### What is expected
Scan the records below for lines with the word "punto", then state how many you find and nothing else.

Rows from a figure dataset
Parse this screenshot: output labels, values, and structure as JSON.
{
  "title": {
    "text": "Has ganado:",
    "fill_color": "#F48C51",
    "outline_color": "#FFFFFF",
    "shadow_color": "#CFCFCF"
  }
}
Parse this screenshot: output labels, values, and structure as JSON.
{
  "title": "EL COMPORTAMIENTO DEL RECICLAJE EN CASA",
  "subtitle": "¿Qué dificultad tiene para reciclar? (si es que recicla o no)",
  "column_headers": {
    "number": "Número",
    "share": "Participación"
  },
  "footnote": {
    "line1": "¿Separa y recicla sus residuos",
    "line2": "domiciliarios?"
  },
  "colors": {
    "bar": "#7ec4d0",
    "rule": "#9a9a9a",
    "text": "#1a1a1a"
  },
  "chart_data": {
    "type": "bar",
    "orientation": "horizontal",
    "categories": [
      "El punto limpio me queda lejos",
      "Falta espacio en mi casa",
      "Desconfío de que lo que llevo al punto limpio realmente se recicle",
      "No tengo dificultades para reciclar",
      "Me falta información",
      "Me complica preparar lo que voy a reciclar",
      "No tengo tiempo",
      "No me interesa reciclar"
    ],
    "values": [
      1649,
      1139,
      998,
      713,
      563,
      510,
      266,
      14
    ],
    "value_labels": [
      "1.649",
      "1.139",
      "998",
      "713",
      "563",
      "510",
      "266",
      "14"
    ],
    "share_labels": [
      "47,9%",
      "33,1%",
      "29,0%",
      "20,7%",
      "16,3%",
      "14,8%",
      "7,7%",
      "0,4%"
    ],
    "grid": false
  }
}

### Answer for this exercise
2